• EXCERPTED DATA:

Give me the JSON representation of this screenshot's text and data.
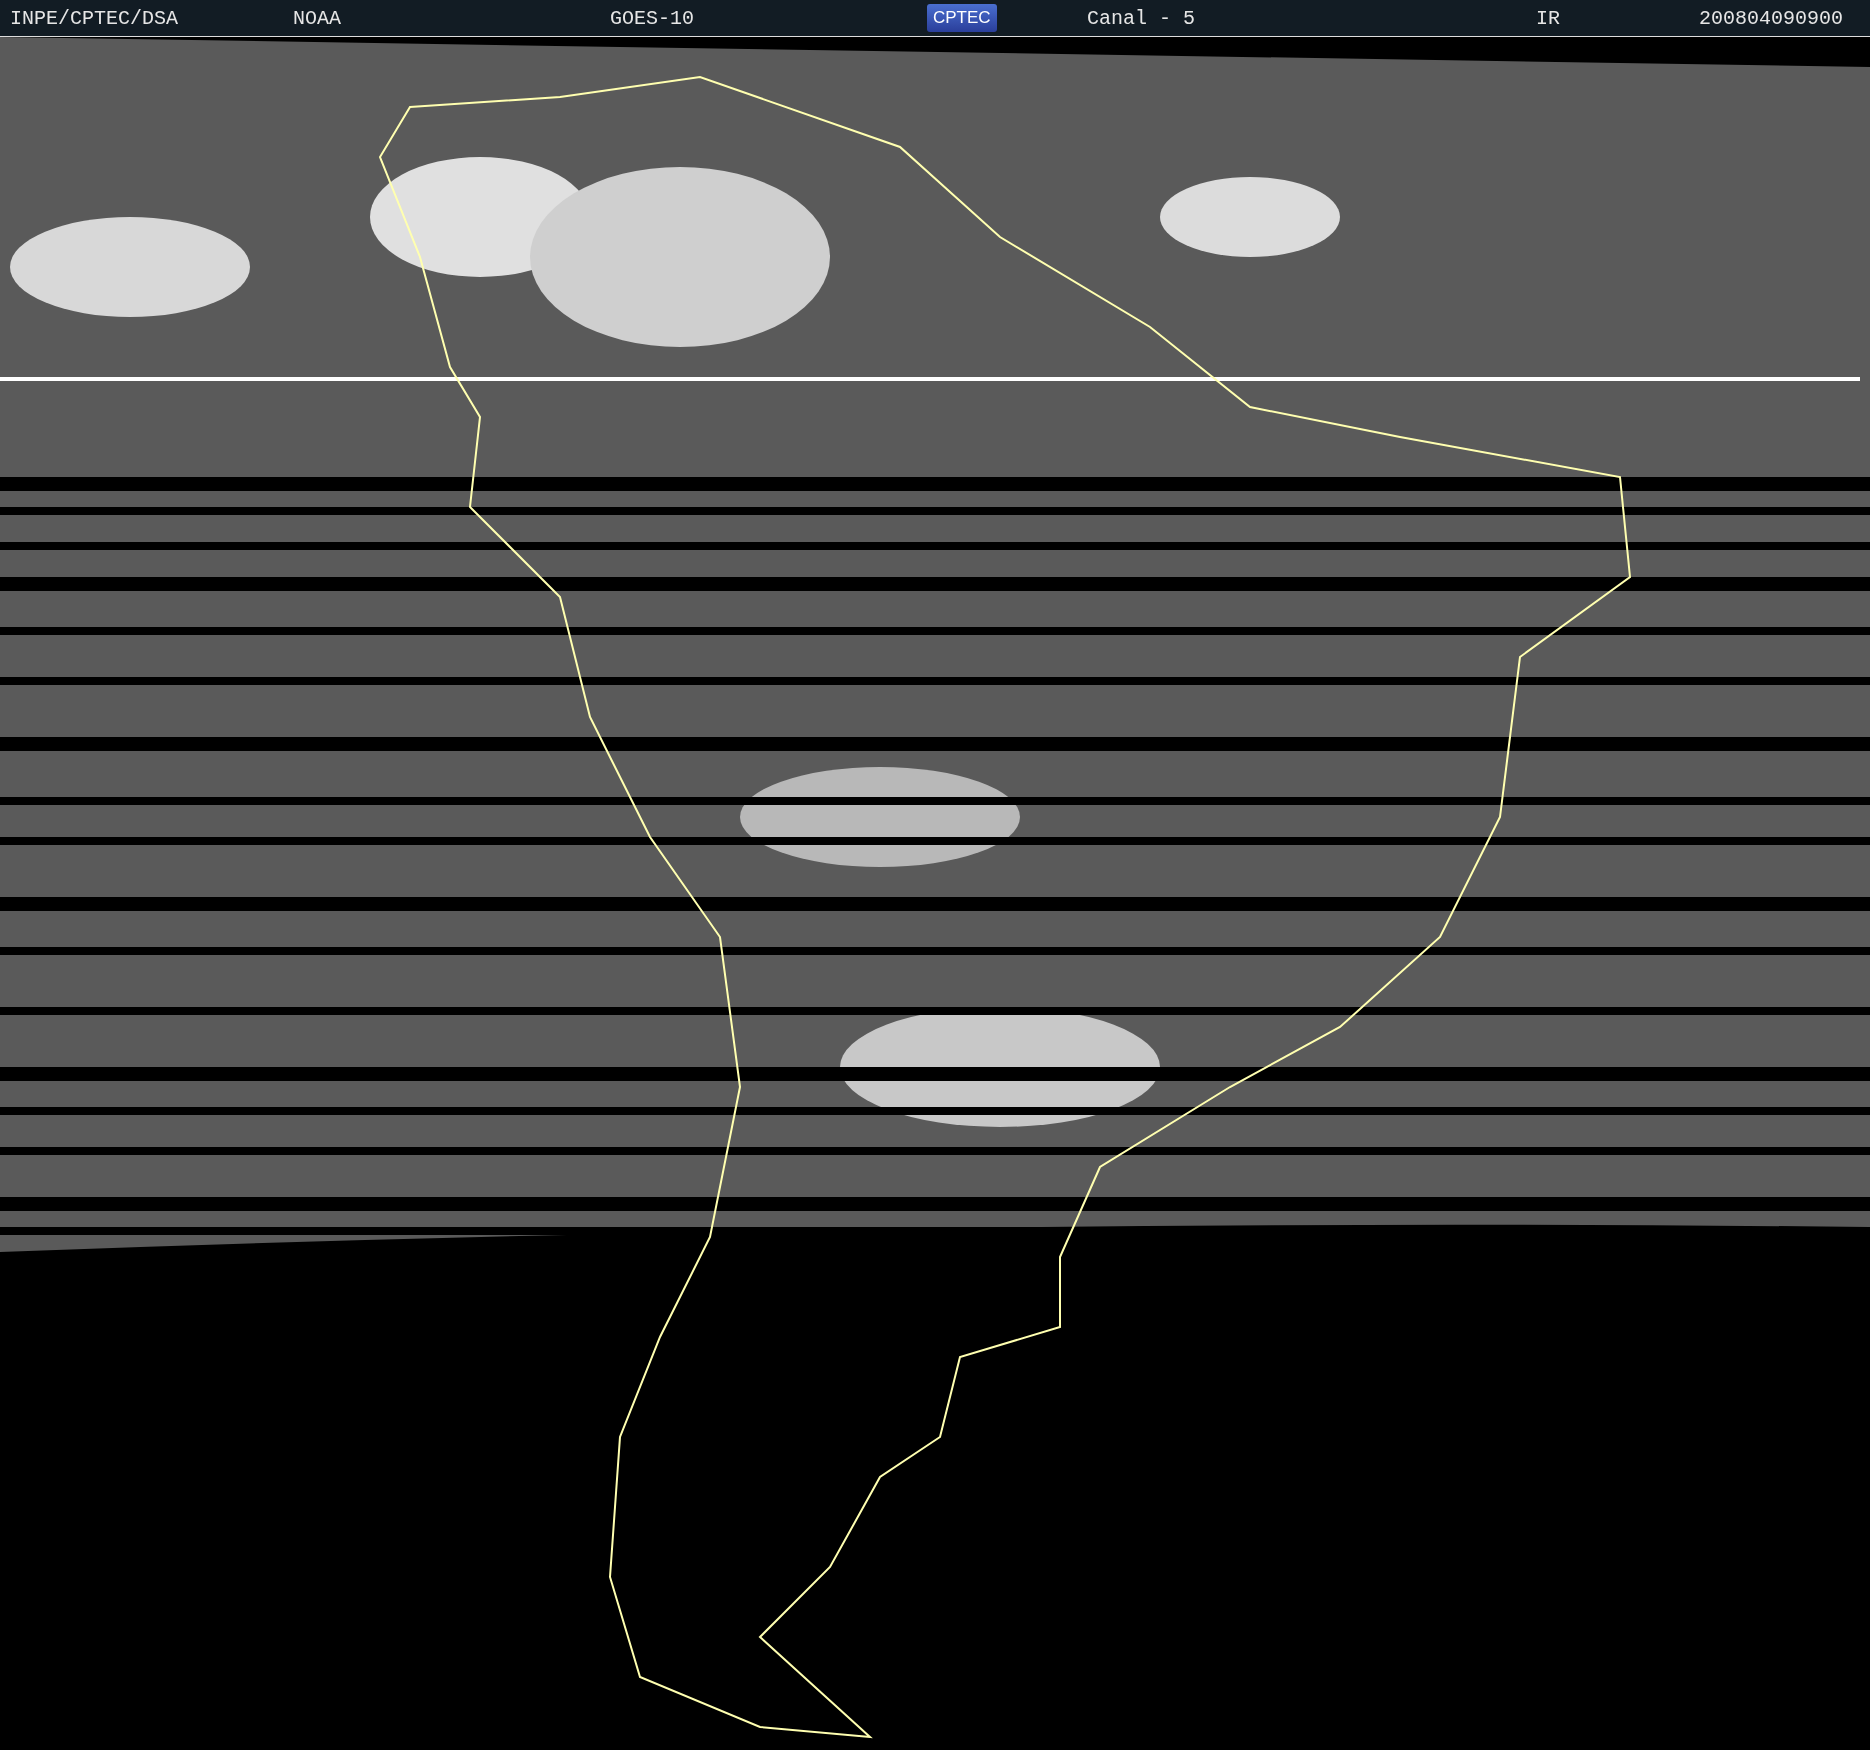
{
  "header": {
    "items": [
      {
        "kind": "text",
        "text": "INPE/CPTEC/DSA"
      },
      {
        "kind": "text",
        "text": "NOAA"
      },
      {
        "kind": "text",
        "text": "GOES-10"
      },
      {
        "kind": "logo",
        "text": "CPTEC"
      },
      {
        "kind": "text",
        "text": "Canal - 5"
      },
      {
        "kind": "text",
        "text": "IR"
      },
      {
        "kind": "text",
        "text": "200804090900"
      }
    ]
  }
}
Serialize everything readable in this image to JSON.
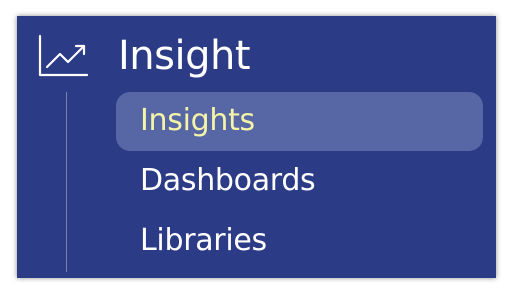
{
  "section": {
    "title": "Insight",
    "icon": "trending-chart-icon"
  },
  "nav": {
    "items": [
      {
        "label": "Insights",
        "active": true
      },
      {
        "label": "Dashboards",
        "active": false
      },
      {
        "label": "Libraries",
        "active": false
      }
    ]
  },
  "colors": {
    "panel_bg": "#2b3b86",
    "active_bg": "#5766a4",
    "active_text": "#f3f4a8",
    "text": "#ffffff"
  }
}
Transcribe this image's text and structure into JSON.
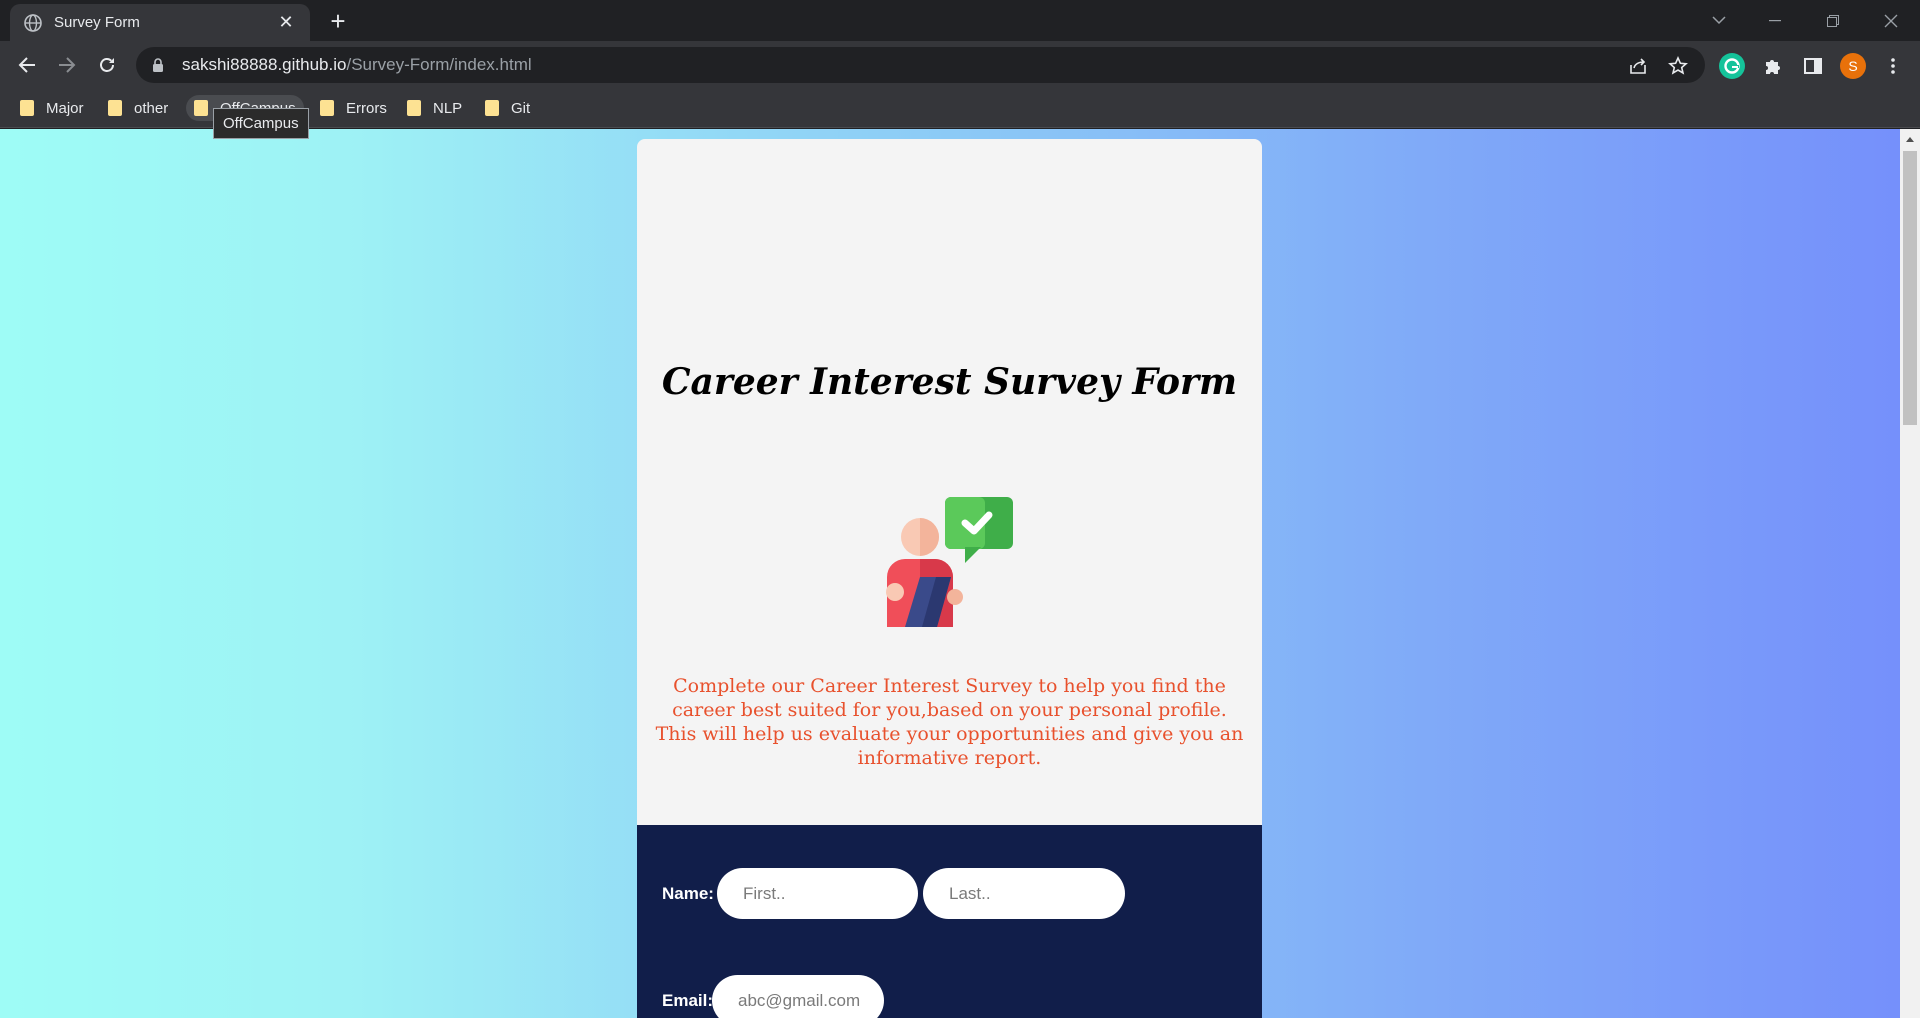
{
  "browser": {
    "tab": {
      "title": "Survey Form"
    },
    "url": {
      "host": "sakshi88888.github.io",
      "path": "/Survey-Form/index.html"
    },
    "profile_initial": "S",
    "bookmarks": [
      {
        "label": "Major"
      },
      {
        "label": "other"
      },
      {
        "label": "OffCampus"
      },
      {
        "label": "Errors"
      },
      {
        "label": "NLP"
      },
      {
        "label": "Git"
      }
    ],
    "tooltip": "OffCampus"
  },
  "page": {
    "title": "Career Interest Survey Form",
    "description_line1": "Complete our Career Interest Survey to help you find the career best suited for you,based on your personal profile.",
    "description_line2": "This will help us evaluate your opportunities and give you an informative report.",
    "form": {
      "name_label": "Name:",
      "first_placeholder": "First..",
      "last_placeholder": "Last..",
      "email_label": "Email:",
      "email_placeholder": "abc@gmail.com"
    }
  },
  "colors": {
    "description_text": "#e8512d",
    "form_background": "#111e4a",
    "card_background": "#f4f4f4"
  }
}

• INSTRUCTIONS TO FOLLOW: Without the pictures, output the full listing exactly as it stands.

• FULL SOLUTION:
Give me the JSON representation of this screenshot's text and data.
{
  "header": {
    "items": [
      {
        "kind": "text",
        "text": "INPE/CPTEC/DSA"
      },
      {
        "kind": "text",
        "text": "NOAA"
      },
      {
        "kind": "text",
        "text": "GOES-10"
      },
      {
        "kind": "logo",
        "text": "CPTEC"
      },
      {
        "kind": "text",
        "text": "Canal - 5"
      },
      {
        "kind": "text",
        "text": "IR"
      },
      {
        "kind": "text",
        "text": "200804090900"
      }
    ]
  }
}
Serialize everything readable in this image to JSON.
{
  "section": {
    "title": "Insight",
    "icon": "trending-chart-icon"
  },
  "nav": {
    "items": [
      {
        "label": "Insights",
        "active": true
      },
      {
        "label": "Dashboards",
        "active": false
      },
      {
        "label": "Libraries",
        "active": false
      }
    ]
  },
  "colors": {
    "panel_bg": "#2b3b86",
    "active_bg": "#5766a4",
    "active_text": "#f3f4a8",
    "text": "#ffffff"
  }
}
Transcribe this image's text and structure into JSON.
{
  "browser": {
    "tab": {
      "title": "Survey Form"
    },
    "url": {
      "host": "sakshi88888.github.io",
      "path": "/Survey-Form/index.html"
    },
    "profile_initial": "S",
    "bookmarks": [
      {
        "label": "Major"
      },
      {
        "label": "other"
      },
      {
        "label": "OffCampus"
      },
      {
        "label": "Errors"
      },
      {
        "label": "NLP"
      },
      {
        "label": "Git"
      }
    ],
    "tooltip": "OffCampus"
  },
  "page": {
    "title": "Career Interest Survey Form",
    "description_line1": "Complete our Career Interest Survey to help you find the career best suited for you,based on your personal profile.",
    "description_line2": "This will help us evaluate your opportunities and give you an informative report.",
    "form": {
      "name_label": "Name:",
      "first_placeholder": "First..",
      "last_placeholder": "Last..",
      "email_label": "Email:",
      "email_placeholder": "abc@gmail.com"
    }
  },
  "colors": {
    "description_text": "#e8512d",
    "form_background": "#111e4a",
    "card_background": "#f4f4f4"
  }
}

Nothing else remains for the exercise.